## [DATA EXTRACT]
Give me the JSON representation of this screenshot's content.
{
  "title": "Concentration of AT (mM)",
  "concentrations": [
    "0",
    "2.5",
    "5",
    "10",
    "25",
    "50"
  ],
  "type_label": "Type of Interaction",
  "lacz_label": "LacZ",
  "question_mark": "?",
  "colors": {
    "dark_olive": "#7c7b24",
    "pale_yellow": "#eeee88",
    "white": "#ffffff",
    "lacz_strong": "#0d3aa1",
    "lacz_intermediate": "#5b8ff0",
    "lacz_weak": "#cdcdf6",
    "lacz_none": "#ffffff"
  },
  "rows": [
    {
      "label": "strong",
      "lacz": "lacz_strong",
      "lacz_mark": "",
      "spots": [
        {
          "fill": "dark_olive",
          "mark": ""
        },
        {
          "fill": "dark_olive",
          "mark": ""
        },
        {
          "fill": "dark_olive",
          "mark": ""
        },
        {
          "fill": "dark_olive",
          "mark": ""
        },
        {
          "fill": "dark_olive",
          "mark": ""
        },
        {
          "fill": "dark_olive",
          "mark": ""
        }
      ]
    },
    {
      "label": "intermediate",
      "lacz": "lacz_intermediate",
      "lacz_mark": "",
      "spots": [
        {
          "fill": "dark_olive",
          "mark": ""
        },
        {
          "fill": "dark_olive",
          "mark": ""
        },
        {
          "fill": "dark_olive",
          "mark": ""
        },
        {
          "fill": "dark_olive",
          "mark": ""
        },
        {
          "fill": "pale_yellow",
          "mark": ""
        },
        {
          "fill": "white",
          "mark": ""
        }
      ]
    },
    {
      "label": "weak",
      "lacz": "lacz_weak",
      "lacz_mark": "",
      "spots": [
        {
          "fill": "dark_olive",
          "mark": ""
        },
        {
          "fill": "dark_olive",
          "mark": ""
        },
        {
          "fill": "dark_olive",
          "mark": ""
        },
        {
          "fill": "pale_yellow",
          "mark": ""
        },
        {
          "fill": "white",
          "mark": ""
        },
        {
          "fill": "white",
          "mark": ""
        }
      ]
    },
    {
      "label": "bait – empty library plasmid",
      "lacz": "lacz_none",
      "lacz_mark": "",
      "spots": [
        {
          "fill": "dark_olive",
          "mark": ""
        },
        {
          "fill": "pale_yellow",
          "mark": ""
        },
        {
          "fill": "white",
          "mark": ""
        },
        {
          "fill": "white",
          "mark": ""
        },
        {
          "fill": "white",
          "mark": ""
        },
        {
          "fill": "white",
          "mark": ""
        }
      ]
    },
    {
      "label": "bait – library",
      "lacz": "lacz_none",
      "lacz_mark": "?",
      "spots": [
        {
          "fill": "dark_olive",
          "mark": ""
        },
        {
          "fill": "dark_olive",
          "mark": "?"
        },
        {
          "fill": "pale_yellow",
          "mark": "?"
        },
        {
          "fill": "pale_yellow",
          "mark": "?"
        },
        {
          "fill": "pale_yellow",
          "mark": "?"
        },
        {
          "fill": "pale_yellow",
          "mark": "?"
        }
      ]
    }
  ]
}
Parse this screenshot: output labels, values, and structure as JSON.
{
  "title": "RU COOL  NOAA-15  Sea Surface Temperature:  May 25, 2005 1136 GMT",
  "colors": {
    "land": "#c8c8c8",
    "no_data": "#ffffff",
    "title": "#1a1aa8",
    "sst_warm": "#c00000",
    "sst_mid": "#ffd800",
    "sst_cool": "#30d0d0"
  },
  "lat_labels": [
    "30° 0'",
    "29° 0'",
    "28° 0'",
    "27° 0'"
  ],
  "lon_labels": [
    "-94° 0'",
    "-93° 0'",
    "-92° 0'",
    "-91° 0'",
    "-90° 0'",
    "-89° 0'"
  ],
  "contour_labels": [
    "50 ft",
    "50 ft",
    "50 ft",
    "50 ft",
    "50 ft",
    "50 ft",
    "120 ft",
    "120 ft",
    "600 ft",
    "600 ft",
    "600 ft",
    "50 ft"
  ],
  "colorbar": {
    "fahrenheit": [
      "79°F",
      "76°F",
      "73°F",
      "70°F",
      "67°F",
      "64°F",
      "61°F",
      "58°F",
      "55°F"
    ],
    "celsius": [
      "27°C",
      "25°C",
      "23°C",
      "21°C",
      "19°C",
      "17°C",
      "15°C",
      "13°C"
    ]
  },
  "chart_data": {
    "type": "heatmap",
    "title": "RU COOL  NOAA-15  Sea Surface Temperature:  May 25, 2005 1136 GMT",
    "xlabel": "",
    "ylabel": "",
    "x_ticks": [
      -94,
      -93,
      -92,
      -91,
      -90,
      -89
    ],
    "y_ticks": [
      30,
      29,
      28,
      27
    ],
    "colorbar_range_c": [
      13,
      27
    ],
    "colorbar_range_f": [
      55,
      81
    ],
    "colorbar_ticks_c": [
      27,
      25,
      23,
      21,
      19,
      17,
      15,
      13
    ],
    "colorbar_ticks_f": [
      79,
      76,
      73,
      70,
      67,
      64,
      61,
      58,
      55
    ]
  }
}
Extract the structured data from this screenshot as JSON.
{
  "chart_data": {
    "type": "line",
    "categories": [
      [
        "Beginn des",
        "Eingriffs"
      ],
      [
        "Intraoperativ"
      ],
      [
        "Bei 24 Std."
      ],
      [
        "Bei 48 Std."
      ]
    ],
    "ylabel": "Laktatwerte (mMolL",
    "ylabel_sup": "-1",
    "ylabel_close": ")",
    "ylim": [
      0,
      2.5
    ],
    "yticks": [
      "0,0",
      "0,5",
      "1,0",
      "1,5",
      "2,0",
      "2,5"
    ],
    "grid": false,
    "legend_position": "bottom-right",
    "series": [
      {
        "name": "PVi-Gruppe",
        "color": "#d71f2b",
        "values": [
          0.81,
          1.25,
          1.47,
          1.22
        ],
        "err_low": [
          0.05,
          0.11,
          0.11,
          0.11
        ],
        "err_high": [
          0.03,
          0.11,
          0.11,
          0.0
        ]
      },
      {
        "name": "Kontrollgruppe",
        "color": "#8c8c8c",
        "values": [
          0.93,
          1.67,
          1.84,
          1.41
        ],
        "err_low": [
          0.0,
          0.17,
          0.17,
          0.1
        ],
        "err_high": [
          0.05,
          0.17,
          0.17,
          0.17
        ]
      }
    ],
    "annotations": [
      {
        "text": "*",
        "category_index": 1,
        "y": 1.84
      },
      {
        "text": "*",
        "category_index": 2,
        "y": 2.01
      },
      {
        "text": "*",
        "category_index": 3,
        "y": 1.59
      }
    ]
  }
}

## [AIM]
Identify all lines in the records above with the word "title".

## [FULL RESPONSE]
  "title": "Concentration of AT (mM)",
  "title": "RU COOL  NOAA-15  Sea Surface Temperature:  May 25, 2005 1136 GMT",
    "title": "#1a1aa8",
    "title": "RU COOL  NOAA-15  Sea Surface Temperature:  May 25, 2005 1136 GMT",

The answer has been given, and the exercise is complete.